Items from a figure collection
━━━━━━━━━━━━━━━━

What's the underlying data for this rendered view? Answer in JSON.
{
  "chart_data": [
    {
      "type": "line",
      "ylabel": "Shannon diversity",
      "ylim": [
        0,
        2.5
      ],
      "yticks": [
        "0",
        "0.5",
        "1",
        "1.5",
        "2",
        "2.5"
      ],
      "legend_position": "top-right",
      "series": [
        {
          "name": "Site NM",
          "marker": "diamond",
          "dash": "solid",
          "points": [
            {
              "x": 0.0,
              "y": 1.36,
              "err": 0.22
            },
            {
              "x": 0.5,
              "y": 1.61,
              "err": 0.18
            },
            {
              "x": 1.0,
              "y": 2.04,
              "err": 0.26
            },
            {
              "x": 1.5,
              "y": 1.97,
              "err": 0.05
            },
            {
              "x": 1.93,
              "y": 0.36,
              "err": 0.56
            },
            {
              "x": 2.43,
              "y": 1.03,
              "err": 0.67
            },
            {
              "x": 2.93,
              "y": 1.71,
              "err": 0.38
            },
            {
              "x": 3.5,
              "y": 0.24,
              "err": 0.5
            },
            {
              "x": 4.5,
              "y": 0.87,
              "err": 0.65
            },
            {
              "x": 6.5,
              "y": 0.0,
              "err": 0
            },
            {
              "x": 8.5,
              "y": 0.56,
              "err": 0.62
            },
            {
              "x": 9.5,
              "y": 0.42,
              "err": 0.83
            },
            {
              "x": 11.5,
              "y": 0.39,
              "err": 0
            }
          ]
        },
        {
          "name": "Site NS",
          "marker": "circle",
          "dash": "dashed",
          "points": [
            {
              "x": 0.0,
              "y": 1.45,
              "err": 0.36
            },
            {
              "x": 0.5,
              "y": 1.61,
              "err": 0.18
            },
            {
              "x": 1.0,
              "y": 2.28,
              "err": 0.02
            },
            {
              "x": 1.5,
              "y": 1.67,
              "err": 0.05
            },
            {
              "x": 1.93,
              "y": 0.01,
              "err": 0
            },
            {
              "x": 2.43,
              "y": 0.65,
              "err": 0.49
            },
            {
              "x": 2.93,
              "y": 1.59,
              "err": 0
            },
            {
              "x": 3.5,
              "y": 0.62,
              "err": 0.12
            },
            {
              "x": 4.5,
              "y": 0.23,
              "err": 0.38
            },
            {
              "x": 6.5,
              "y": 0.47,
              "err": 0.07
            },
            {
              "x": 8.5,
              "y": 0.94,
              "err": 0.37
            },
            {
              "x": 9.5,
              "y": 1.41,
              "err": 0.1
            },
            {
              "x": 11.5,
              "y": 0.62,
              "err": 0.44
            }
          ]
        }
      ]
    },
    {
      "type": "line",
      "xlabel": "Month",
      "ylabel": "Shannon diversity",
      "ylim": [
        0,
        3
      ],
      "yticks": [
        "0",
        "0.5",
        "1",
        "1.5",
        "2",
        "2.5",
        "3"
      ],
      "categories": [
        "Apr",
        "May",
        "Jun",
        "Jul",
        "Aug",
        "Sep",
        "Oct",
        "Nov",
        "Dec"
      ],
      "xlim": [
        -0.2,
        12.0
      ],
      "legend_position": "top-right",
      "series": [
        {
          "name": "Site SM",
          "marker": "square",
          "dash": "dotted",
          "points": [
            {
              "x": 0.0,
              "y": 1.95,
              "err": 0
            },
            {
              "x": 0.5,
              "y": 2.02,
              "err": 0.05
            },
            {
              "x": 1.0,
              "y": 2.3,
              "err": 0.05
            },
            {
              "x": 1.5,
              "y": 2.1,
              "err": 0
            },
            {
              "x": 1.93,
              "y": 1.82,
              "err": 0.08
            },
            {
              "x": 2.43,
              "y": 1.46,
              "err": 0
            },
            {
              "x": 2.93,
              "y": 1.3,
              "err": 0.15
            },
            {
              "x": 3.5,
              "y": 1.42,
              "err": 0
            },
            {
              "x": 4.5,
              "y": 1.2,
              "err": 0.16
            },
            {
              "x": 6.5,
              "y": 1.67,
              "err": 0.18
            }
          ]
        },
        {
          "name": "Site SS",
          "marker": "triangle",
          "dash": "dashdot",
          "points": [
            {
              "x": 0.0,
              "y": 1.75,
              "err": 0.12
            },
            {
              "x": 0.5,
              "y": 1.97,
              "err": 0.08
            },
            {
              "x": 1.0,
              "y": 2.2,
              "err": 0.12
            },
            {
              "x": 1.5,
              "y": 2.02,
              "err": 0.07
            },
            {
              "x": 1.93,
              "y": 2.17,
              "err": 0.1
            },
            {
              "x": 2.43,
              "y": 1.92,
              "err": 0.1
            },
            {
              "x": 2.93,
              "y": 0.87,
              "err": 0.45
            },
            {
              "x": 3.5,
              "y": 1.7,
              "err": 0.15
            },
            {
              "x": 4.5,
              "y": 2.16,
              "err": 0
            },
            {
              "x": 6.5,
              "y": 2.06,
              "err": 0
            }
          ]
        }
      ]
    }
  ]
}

━━━━━━━━━━━━━━━━

State the count of lines holding the string "name" in the listing above, and nothing else.

Solved problem
4